→ WHAT YOU ARE ASKED TO DO
Skip the images and copy each record exactly as written.

* BEGIN EXERCISE INPUTS *

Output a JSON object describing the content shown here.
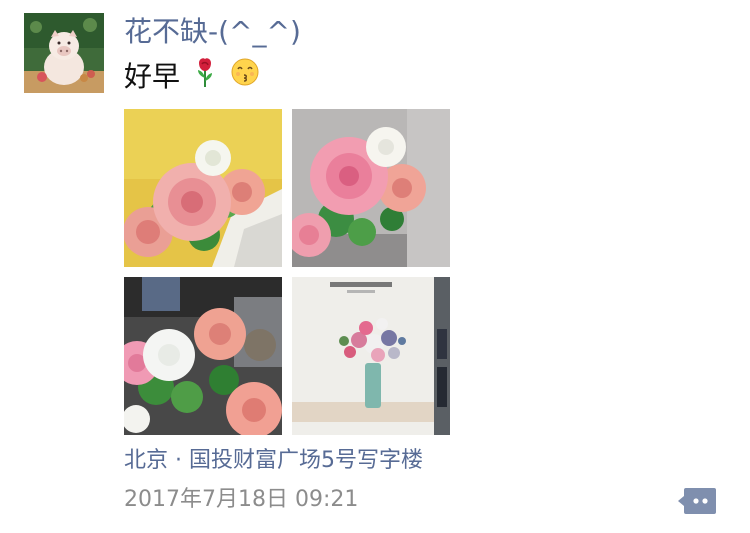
{
  "post": {
    "author_name": "花不缺-(^_^)",
    "text": "好早",
    "emojis": [
      "rose-emoji",
      "kissing-face-emoji"
    ],
    "photos": [
      {
        "name": "pink-roses-on-yellow"
      },
      {
        "name": "pink-roses-on-gray"
      },
      {
        "name": "roses-with-desk-background"
      },
      {
        "name": "flower-vase-card"
      }
    ],
    "location": "北京 · 国投财富广场5号写字楼",
    "timestamp": "2017年7月18日 09:21",
    "comment_icon": "comment-menu-icon"
  },
  "colors": {
    "link": "#576b95",
    "text": "#111111",
    "meta": "#8c8c8c",
    "comment_button": "#7f8fae"
  }
}
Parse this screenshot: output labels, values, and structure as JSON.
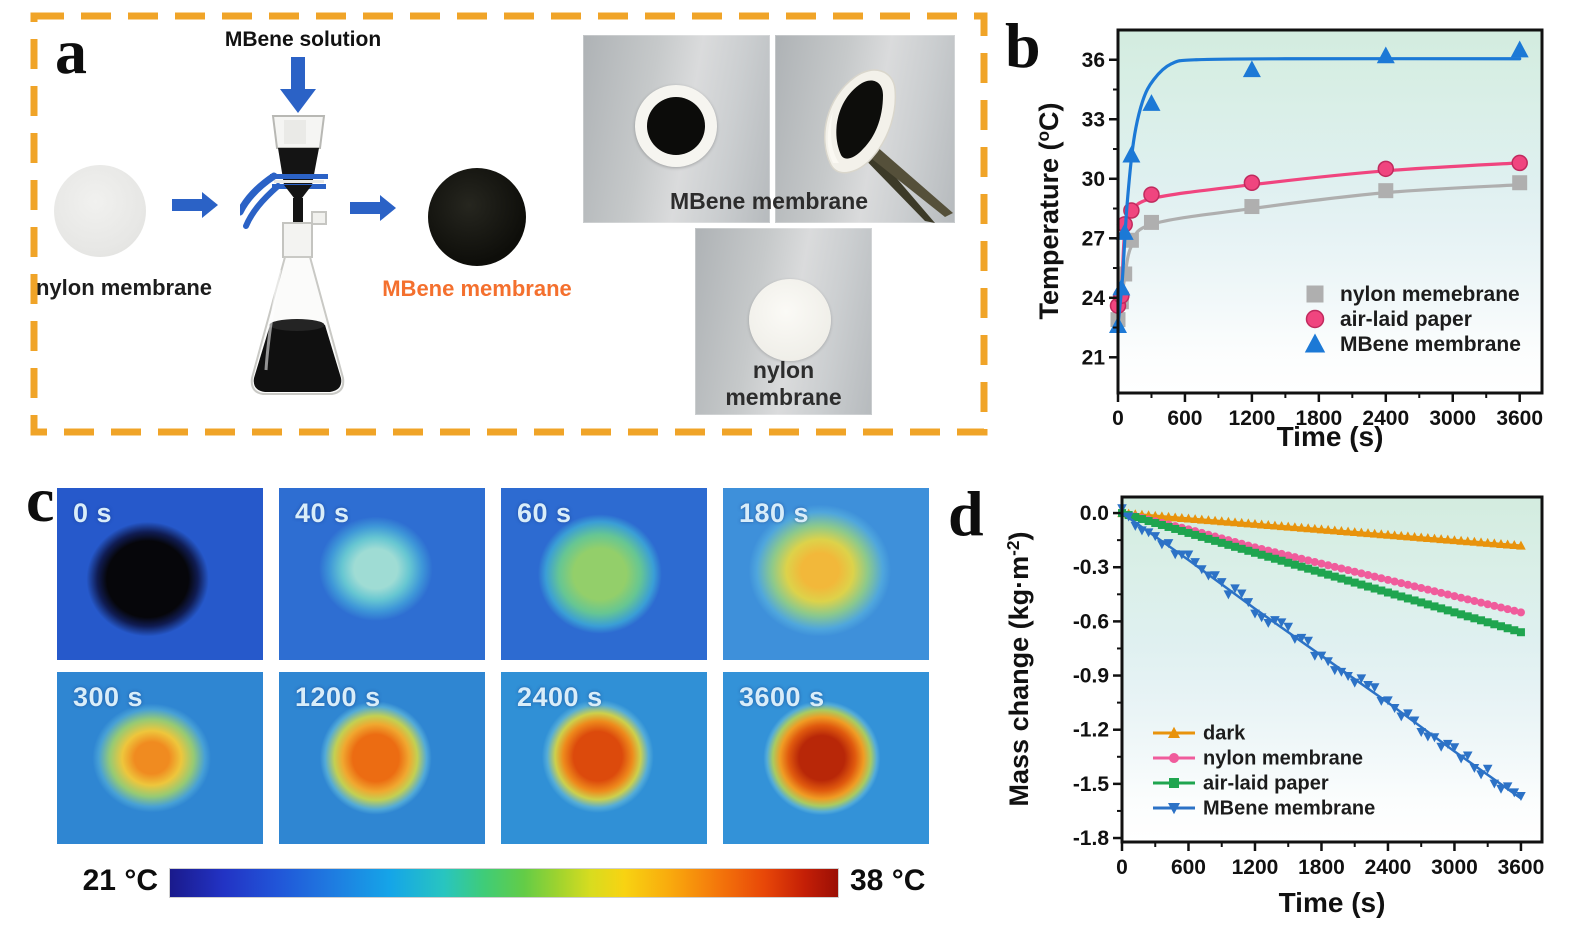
{
  "figure": {
    "panel_a": {
      "label": "a",
      "border_color": "#F0A428",
      "arrow_color": "#2B62C6",
      "solution_label": "MBene solution",
      "nylon_disc_label": "nylon membrane",
      "mbene_disc_label": "MBene membrane",
      "mbene_label_color": "#F4702E",
      "photos": {
        "mbene_caption": "MBene membrane",
        "nylon_caption": "nylon membrane"
      }
    },
    "panel_b": {
      "label": "b"
    },
    "panel_c": {
      "label": "c",
      "frames": [
        {
          "time": "0 s"
        },
        {
          "time": "40 s"
        },
        {
          "time": "60 s"
        },
        {
          "time": "180 s"
        },
        {
          "time": "300 s"
        },
        {
          "time": "1200 s"
        },
        {
          "time": "2400 s"
        },
        {
          "time": "3600 s"
        }
      ],
      "colorbar": {
        "min_label": "21 °C",
        "max_label": "38 °C"
      }
    },
    "panel_d": {
      "label": "d"
    }
  },
  "chart_data": [
    {
      "id": "b",
      "type": "line",
      "title": "",
      "xlabel": "Time (s)",
      "ylabel": "Temperature (°C)",
      "ylabel_parts": [
        "Temperature (",
        "o",
        "C)"
      ],
      "xlim": [
        0,
        3800
      ],
      "ylim": [
        19.2,
        37.5
      ],
      "xticks": [
        0,
        600,
        1200,
        1800,
        2400,
        3000,
        3600
      ],
      "yticks": [
        21,
        24,
        27,
        30,
        33,
        36
      ],
      "ytick_labels": [
        "21",
        "24",
        "27",
        "30",
        "33",
        "36"
      ],
      "grid": false,
      "legend_position": "lower right",
      "x": [
        0,
        30,
        60,
        120,
        300,
        1200,
        2400,
        3600
      ],
      "series": [
        {
          "name": "nylon memebrane",
          "color": "#AFAFAF",
          "marker": "square",
          "values": [
            22.9,
            23.8,
            25.2,
            26.9,
            27.8,
            28.6,
            29.4,
            29.8
          ],
          "line": [
            [
              0,
              22.9
            ],
            [
              30,
              23.9
            ],
            [
              60,
              25.0
            ],
            [
              120,
              26.6
            ],
            [
              300,
              27.7
            ],
            [
              1200,
              28.5
            ],
            [
              2400,
              29.3
            ],
            [
              3600,
              29.7
            ]
          ]
        },
        {
          "name": "air-laid paper",
          "color": "#F0457F",
          "marker": "circle",
          "values": [
            23.6,
            24.1,
            27.7,
            28.4,
            29.2,
            29.8,
            30.5,
            30.8
          ],
          "line": [
            [
              0,
              23.6
            ],
            [
              30,
              24.2
            ],
            [
              60,
              27.3
            ],
            [
              120,
              28.2
            ],
            [
              300,
              29.0
            ],
            [
              1200,
              29.7
            ],
            [
              2400,
              30.4
            ],
            [
              3600,
              30.8
            ]
          ]
        },
        {
          "name": "MBene membrane",
          "color": "#1C79D6",
          "marker": "triangle-up",
          "values": [
            22.6,
            24.5,
            27.3,
            31.2,
            33.8,
            35.5,
            36.2,
            36.5
          ],
          "line": [
            [
              0,
              22.6
            ],
            [
              40,
              25.0
            ],
            [
              80,
              28.6
            ],
            [
              140,
              31.9
            ],
            [
              220,
              33.9
            ],
            [
              320,
              35.0
            ],
            [
              480,
              35.8
            ],
            [
              700,
              36.0
            ],
            [
              1500,
              36.05
            ],
            [
              3600,
              36.05
            ]
          ]
        }
      ]
    },
    {
      "id": "d",
      "type": "line",
      "title": "",
      "xlabel": "Time (s)",
      "ylabel": "Mass change (kg·m⁻²)",
      "ylabel_parts": [
        "Mass change (kg·m",
        "-2",
        ")"
      ],
      "xlim": [
        0,
        3790
      ],
      "ylim": [
        -1.822,
        0.089
      ],
      "xticks": [
        0,
        600,
        1200,
        1800,
        2400,
        3000,
        3600
      ],
      "yticks": [
        0,
        -0.3,
        -0.6,
        -0.9,
        -1.2,
        -1.5,
        -1.8
      ],
      "ytick_labels": [
        "0.0",
        "-0.3",
        "-0.6",
        "-0.9",
        "-1.2",
        "-1.5",
        "-1.8"
      ],
      "grid": false,
      "legend_position": "lower left",
      "x": [
        0,
        600,
        1200,
        1800,
        2400,
        3000,
        3600
      ],
      "series": [
        {
          "name": "dark",
          "color": "#E8930C",
          "marker": "triangle-up",
          "dense": true,
          "values": [
            0,
            -0.03,
            -0.06,
            -0.09,
            -0.12,
            -0.15,
            -0.18
          ]
        },
        {
          "name": "nylon membrane",
          "color": "#F05C9C",
          "marker": "circle",
          "dense": true,
          "values": [
            0,
            -0.09,
            -0.19,
            -0.28,
            -0.37,
            -0.46,
            -0.55
          ]
        },
        {
          "name": "air-laid paper",
          "color": "#1FA54F",
          "marker": "square",
          "dense": true,
          "values": [
            0,
            -0.11,
            -0.22,
            -0.33,
            -0.44,
            -0.55,
            -0.66
          ]
        },
        {
          "name": "MBene membrane",
          "color": "#2C72C6",
          "marker": "triangle-down",
          "dense": true,
          "jitter": 0.035,
          "values": [
            0,
            -0.26,
            -0.53,
            -0.79,
            -1.05,
            -1.32,
            -1.58
          ]
        }
      ]
    }
  ]
}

* END EXERCISE INPUTS *

→ FINISHED ANSWER
Output a JSON object describing the content shown here.
{
  "post": {
    "author_name": "花不缺-(^_^)",
    "text": "好早",
    "emojis": [
      "rose-emoji",
      "kissing-face-emoji"
    ],
    "photos": [
      {
        "name": "pink-roses-on-yellow"
      },
      {
        "name": "pink-roses-on-gray"
      },
      {
        "name": "roses-with-desk-background"
      },
      {
        "name": "flower-vase-card"
      }
    ],
    "location": "北京 · 国投财富广场5号写字楼",
    "timestamp": "2017年7月18日 09:21",
    "comment_icon": "comment-menu-icon"
  },
  "colors": {
    "link": "#576b95",
    "text": "#111111",
    "meta": "#8c8c8c",
    "comment_button": "#7f8fae"
  }
}
Parse this screenshot: output labels, values, and structure as JSON.
{
  "figure": {
    "panel_a": {
      "label": "a",
      "border_color": "#F0A428",
      "arrow_color": "#2B62C6",
      "solution_label": "MBene solution",
      "nylon_disc_label": "nylon membrane",
      "mbene_disc_label": "MBene membrane",
      "mbene_label_color": "#F4702E",
      "photos": {
        "mbene_caption": "MBene membrane",
        "nylon_caption": "nylon membrane"
      }
    },
    "panel_b": {
      "label": "b"
    },
    "panel_c": {
      "label": "c",
      "frames": [
        {
          "time": "0 s"
        },
        {
          "time": "40 s"
        },
        {
          "time": "60 s"
        },
        {
          "time": "180 s"
        },
        {
          "time": "300 s"
        },
        {
          "time": "1200 s"
        },
        {
          "time": "2400 s"
        },
        {
          "time": "3600 s"
        }
      ],
      "colorbar": {
        "min_label": "21 °C",
        "max_label": "38 °C"
      }
    },
    "panel_d": {
      "label": "d"
    }
  },
  "chart_data": [
    {
      "id": "b",
      "type": "line",
      "title": "",
      "xlabel": "Time (s)",
      "ylabel": "Temperature (°C)",
      "ylabel_parts": [
        "Temperature (",
        "o",
        "C)"
      ],
      "xlim": [
        0,
        3800
      ],
      "ylim": [
        19.2,
        37.5
      ],
      "xticks": [
        0,
        600,
        1200,
        1800,
        2400,
        3000,
        3600
      ],
      "yticks": [
        21,
        24,
        27,
        30,
        33,
        36
      ],
      "ytick_labels": [
        "21",
        "24",
        "27",
        "30",
        "33",
        "36"
      ],
      "grid": false,
      "legend_position": "lower right",
      "x": [
        0,
        30,
        60,
        120,
        300,
        1200,
        2400,
        3600
      ],
      "series": [
        {
          "name": "nylon memebrane",
          "color": "#AFAFAF",
          "marker": "square",
          "values": [
            22.9,
            23.8,
            25.2,
            26.9,
            27.8,
            28.6,
            29.4,
            29.8
          ],
          "line": [
            [
              0,
              22.9
            ],
            [
              30,
              23.9
            ],
            [
              60,
              25.0
            ],
            [
              120,
              26.6
            ],
            [
              300,
              27.7
            ],
            [
              1200,
              28.5
            ],
            [
              2400,
              29.3
            ],
            [
              3600,
              29.7
            ]
          ]
        },
        {
          "name": "air-laid paper",
          "color": "#F0457F",
          "marker": "circle",
          "values": [
            23.6,
            24.1,
            27.7,
            28.4,
            29.2,
            29.8,
            30.5,
            30.8
          ],
          "line": [
            [
              0,
              23.6
            ],
            [
              30,
              24.2
            ],
            [
              60,
              27.3
            ],
            [
              120,
              28.2
            ],
            [
              300,
              29.0
            ],
            [
              1200,
              29.7
            ],
            [
              2400,
              30.4
            ],
            [
              3600,
              30.8
            ]
          ]
        },
        {
          "name": "MBene membrane",
          "color": "#1C79D6",
          "marker": "triangle-up",
          "values": [
            22.6,
            24.5,
            27.3,
            31.2,
            33.8,
            35.5,
            36.2,
            36.5
          ],
          "line": [
            [
              0,
              22.6
            ],
            [
              40,
              25.0
            ],
            [
              80,
              28.6
            ],
            [
              140,
              31.9
            ],
            [
              220,
              33.9
            ],
            [
              320,
              35.0
            ],
            [
              480,
              35.8
            ],
            [
              700,
              36.0
            ],
            [
              1500,
              36.05
            ],
            [
              3600,
              36.05
            ]
          ]
        }
      ]
    },
    {
      "id": "d",
      "type": "line",
      "title": "",
      "xlabel": "Time (s)",
      "ylabel": "Mass change (kg·m⁻²)",
      "ylabel_parts": [
        "Mass change (kg·m",
        "-2",
        ")"
      ],
      "xlim": [
        0,
        3790
      ],
      "ylim": [
        -1.822,
        0.089
      ],
      "xticks": [
        0,
        600,
        1200,
        1800,
        2400,
        3000,
        3600
      ],
      "yticks": [
        0,
        -0.3,
        -0.6,
        -0.9,
        -1.2,
        -1.5,
        -1.8
      ],
      "ytick_labels": [
        "0.0",
        "-0.3",
        "-0.6",
        "-0.9",
        "-1.2",
        "-1.5",
        "-1.8"
      ],
      "grid": false,
      "legend_position": "lower left",
      "x": [
        0,
        600,
        1200,
        1800,
        2400,
        3000,
        3600
      ],
      "series": [
        {
          "name": "dark",
          "color": "#E8930C",
          "marker": "triangle-up",
          "dense": true,
          "values": [
            0,
            -0.03,
            -0.06,
            -0.09,
            -0.12,
            -0.15,
            -0.18
          ]
        },
        {
          "name": "nylon membrane",
          "color": "#F05C9C",
          "marker": "circle",
          "dense": true,
          "values": [
            0,
            -0.09,
            -0.19,
            -0.28,
            -0.37,
            -0.46,
            -0.55
          ]
        },
        {
          "name": "air-laid paper",
          "color": "#1FA54F",
          "marker": "square",
          "dense": true,
          "values": [
            0,
            -0.11,
            -0.22,
            -0.33,
            -0.44,
            -0.55,
            -0.66
          ]
        },
        {
          "name": "MBene membrane",
          "color": "#2C72C6",
          "marker": "triangle-down",
          "dense": true,
          "jitter": 0.035,
          "values": [
            0,
            -0.26,
            -0.53,
            -0.79,
            -1.05,
            -1.32,
            -1.58
          ]
        }
      ]
    }
  ]
}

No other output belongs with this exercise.